**** Available data

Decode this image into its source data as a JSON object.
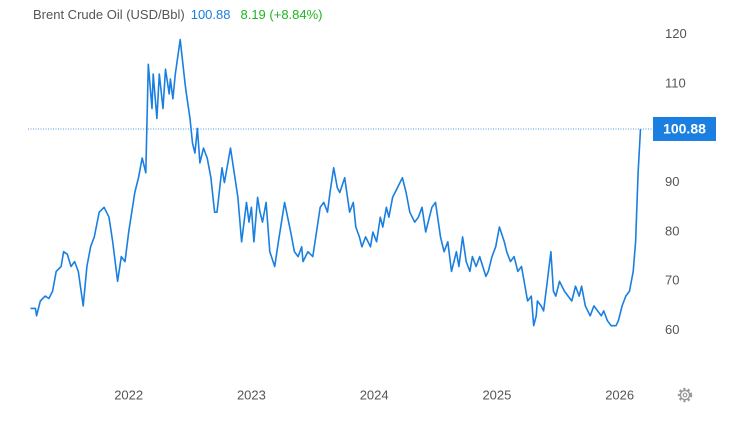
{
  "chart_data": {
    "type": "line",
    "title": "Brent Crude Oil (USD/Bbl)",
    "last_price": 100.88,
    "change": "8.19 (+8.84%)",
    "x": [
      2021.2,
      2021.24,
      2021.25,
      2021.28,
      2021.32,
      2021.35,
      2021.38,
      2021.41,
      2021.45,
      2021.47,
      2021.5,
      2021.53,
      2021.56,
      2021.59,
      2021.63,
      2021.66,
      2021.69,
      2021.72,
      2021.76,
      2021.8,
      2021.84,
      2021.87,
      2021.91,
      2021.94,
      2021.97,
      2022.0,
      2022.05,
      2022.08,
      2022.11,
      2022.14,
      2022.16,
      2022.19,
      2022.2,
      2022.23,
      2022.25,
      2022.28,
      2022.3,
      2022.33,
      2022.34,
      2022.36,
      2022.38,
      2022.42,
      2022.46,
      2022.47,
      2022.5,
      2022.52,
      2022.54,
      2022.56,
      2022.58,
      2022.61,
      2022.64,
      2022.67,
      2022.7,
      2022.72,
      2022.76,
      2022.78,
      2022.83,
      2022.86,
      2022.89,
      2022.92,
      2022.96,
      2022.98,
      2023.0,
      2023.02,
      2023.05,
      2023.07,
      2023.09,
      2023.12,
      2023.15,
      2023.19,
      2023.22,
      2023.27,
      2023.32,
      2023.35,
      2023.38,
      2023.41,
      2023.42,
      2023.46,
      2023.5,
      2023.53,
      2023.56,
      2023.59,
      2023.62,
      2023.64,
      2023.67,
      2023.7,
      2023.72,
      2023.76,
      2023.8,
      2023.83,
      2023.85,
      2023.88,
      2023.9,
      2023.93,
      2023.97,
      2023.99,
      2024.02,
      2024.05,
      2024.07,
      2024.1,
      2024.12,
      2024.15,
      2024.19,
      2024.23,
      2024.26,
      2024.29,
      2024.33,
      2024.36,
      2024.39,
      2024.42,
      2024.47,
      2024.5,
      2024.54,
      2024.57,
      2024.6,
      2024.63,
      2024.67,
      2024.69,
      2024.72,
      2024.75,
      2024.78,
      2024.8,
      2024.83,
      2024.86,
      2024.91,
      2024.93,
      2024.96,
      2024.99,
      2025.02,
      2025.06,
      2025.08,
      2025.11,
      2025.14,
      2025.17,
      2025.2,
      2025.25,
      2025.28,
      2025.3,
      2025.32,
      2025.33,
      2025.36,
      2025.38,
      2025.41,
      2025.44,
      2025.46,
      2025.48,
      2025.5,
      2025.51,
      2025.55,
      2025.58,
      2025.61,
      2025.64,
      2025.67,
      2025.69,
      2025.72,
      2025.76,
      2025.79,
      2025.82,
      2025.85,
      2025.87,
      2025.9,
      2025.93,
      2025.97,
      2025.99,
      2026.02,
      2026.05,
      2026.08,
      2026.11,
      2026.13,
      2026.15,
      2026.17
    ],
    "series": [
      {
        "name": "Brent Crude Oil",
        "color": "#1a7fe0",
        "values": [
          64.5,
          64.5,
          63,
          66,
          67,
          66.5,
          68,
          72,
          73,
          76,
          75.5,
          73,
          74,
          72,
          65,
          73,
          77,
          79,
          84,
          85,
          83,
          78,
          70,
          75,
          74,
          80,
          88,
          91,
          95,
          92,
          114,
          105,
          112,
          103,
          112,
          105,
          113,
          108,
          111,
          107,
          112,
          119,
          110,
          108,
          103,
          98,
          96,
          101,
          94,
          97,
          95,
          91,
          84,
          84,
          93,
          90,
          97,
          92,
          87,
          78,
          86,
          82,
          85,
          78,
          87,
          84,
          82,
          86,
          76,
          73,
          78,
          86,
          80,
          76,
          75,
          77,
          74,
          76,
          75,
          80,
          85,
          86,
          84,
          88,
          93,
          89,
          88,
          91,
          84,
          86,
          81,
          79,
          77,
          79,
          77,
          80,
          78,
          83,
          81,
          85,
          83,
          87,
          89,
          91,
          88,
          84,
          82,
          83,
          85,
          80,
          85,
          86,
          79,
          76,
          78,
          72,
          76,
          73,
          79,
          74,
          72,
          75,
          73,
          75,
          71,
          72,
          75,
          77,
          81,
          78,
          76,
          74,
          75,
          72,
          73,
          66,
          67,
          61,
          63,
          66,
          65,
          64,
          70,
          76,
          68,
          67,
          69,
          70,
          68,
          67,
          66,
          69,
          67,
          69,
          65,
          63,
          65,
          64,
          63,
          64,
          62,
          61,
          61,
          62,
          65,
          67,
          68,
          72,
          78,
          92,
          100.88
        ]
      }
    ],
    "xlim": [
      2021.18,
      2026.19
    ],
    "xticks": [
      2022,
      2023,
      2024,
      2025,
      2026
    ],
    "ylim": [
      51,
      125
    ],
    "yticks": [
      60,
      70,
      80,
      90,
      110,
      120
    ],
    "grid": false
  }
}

********
**** Available data

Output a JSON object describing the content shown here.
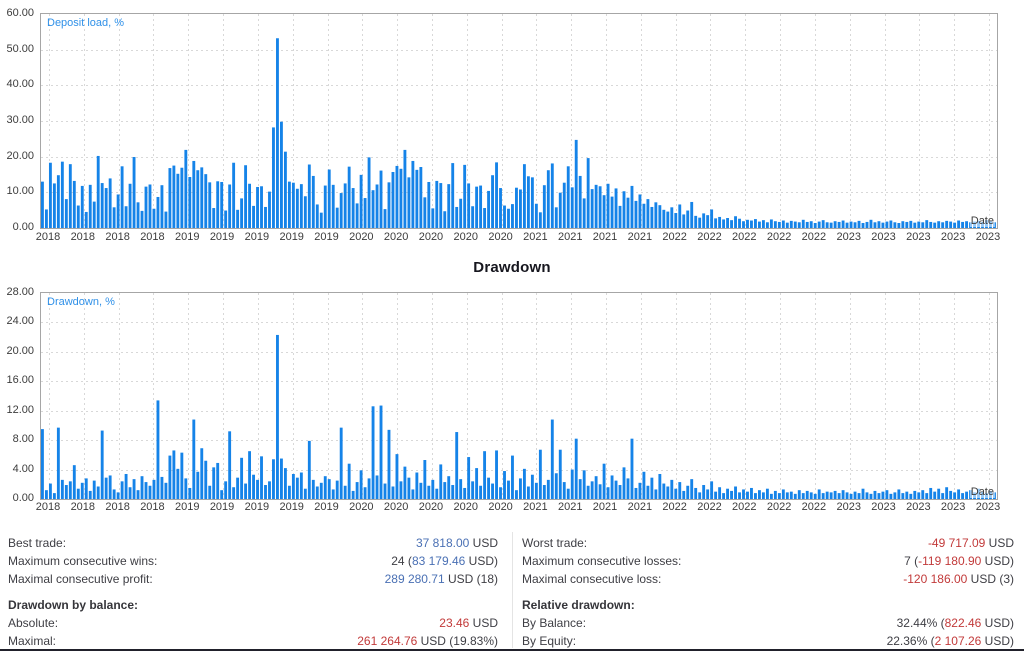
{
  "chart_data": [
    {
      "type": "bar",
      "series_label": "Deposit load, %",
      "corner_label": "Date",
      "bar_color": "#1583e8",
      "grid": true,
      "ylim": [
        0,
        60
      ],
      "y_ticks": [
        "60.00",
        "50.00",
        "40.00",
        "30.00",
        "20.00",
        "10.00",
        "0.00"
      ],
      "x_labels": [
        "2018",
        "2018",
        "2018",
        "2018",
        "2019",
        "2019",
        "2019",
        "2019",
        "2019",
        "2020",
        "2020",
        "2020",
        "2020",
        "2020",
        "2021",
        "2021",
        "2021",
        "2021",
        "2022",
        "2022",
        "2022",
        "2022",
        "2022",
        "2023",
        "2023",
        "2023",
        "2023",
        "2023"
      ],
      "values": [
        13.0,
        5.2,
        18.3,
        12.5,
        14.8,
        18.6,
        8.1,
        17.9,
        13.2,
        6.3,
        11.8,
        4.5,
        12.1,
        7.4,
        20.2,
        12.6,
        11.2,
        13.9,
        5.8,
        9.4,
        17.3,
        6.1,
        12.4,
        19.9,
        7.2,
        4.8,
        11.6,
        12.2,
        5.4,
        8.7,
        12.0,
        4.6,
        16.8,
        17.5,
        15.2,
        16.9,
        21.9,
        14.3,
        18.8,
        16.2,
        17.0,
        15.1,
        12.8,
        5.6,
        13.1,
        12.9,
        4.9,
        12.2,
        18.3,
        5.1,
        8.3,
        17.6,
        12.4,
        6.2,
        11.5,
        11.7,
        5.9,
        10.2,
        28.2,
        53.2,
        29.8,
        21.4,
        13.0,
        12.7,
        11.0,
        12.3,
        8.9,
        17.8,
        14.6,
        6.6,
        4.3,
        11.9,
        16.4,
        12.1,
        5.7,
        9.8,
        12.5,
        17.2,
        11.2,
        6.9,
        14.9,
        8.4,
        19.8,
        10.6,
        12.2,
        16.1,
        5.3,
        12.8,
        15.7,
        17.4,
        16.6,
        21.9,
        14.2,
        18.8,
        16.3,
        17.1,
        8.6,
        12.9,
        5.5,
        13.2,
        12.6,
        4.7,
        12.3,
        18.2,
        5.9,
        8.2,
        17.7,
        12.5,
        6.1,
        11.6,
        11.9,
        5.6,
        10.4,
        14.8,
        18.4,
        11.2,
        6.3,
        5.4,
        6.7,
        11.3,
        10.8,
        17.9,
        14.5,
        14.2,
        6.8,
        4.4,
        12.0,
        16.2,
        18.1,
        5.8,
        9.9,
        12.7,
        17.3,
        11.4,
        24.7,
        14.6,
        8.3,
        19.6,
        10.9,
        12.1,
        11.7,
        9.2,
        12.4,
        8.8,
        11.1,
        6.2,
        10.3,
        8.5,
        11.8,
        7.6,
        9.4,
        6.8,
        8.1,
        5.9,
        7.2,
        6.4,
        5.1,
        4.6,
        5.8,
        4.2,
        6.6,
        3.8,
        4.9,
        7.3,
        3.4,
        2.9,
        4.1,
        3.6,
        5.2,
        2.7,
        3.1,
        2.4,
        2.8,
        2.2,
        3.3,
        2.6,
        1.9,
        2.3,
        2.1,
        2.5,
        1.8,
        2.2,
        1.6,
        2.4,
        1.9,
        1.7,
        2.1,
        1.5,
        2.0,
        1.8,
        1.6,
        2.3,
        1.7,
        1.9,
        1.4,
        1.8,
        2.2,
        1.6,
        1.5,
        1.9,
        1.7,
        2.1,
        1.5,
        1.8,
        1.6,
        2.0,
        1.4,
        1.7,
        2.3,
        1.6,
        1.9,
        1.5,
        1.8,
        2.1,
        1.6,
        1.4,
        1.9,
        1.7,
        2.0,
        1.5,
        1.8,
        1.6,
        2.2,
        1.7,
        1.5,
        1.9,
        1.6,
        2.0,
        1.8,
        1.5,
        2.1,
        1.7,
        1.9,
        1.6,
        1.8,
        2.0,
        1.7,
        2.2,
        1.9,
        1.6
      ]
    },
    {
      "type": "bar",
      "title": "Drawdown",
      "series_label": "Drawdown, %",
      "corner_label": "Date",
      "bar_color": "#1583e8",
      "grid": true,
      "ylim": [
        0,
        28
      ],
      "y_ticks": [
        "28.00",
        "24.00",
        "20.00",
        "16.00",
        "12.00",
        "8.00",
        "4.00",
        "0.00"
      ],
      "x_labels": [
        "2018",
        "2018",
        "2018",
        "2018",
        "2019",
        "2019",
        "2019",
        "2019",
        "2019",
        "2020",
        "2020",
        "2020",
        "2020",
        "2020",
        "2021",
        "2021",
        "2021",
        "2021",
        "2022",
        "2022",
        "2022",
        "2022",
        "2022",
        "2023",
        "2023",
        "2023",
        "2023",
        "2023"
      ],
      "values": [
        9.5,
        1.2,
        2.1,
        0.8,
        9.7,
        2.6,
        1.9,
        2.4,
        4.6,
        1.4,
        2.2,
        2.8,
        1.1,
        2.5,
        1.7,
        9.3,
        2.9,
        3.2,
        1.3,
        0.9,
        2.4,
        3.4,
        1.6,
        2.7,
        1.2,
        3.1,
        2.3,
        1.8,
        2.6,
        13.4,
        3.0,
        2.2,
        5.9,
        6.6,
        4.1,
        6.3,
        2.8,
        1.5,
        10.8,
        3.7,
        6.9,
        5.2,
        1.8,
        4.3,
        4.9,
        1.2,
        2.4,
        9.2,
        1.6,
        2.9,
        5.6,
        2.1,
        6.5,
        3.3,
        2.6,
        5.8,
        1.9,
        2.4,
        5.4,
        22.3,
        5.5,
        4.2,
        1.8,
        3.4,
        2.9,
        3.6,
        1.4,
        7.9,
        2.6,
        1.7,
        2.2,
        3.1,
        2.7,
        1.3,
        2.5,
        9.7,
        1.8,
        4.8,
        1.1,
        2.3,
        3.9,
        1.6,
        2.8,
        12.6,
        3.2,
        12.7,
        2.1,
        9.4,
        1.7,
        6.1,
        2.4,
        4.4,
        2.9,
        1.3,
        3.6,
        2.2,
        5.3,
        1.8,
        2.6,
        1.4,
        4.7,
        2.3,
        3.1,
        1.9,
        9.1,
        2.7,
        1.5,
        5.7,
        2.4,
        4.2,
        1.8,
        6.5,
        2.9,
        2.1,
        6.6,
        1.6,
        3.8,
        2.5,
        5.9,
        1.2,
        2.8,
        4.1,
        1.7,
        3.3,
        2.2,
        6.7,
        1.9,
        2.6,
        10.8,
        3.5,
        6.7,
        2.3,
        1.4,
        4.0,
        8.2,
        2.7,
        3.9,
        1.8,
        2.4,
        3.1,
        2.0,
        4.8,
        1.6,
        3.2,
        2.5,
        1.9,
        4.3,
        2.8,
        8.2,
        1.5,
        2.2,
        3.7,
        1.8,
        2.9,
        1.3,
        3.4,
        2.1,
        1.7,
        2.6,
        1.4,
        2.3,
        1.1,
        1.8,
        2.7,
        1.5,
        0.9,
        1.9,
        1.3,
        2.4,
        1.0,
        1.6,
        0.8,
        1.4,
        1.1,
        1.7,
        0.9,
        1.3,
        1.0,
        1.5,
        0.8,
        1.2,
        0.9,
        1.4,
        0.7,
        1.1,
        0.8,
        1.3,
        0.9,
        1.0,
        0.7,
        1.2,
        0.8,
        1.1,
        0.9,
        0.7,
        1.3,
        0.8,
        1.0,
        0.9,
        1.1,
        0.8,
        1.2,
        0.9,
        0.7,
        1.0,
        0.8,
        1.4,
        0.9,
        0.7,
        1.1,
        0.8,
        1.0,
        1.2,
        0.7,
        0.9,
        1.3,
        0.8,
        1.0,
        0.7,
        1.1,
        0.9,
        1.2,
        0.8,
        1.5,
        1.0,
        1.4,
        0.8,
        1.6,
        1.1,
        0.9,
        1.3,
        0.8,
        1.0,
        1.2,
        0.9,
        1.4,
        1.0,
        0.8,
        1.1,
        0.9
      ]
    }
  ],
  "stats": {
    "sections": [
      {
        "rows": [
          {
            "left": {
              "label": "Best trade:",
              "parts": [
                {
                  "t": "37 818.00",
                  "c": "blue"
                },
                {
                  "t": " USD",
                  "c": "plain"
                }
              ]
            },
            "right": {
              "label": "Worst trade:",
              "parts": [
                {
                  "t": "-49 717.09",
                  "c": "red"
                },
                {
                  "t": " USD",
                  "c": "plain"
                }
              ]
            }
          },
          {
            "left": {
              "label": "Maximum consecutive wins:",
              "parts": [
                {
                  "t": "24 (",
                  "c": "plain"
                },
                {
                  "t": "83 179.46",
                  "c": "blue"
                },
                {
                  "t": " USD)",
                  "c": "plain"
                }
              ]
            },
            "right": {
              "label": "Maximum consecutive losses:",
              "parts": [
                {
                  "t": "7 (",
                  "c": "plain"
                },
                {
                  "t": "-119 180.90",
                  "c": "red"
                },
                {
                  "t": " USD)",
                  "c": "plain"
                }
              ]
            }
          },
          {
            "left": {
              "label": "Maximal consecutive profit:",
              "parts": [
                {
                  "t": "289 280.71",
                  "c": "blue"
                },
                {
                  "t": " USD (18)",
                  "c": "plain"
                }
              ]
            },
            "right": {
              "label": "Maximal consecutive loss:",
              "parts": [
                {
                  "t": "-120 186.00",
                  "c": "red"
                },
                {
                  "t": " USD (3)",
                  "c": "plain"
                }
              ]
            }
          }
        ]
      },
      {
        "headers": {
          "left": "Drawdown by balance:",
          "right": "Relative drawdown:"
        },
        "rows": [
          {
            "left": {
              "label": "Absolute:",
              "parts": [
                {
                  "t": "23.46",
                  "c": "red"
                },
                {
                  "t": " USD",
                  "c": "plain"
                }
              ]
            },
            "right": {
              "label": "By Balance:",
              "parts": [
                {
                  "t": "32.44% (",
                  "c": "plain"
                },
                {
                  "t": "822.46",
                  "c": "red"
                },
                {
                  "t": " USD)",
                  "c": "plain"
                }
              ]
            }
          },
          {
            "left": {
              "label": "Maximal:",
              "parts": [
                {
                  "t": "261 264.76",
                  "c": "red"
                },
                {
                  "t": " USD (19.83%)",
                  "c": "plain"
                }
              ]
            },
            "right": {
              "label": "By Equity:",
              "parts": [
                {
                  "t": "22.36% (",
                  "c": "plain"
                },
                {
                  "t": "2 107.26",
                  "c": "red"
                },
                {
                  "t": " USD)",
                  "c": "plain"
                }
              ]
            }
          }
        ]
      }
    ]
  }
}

********

Take every line that includes the string "JSON" and copy it.

**Final result:**
Decode this image into its source data as a JSON object.
Output a JSON object describing the content shown here.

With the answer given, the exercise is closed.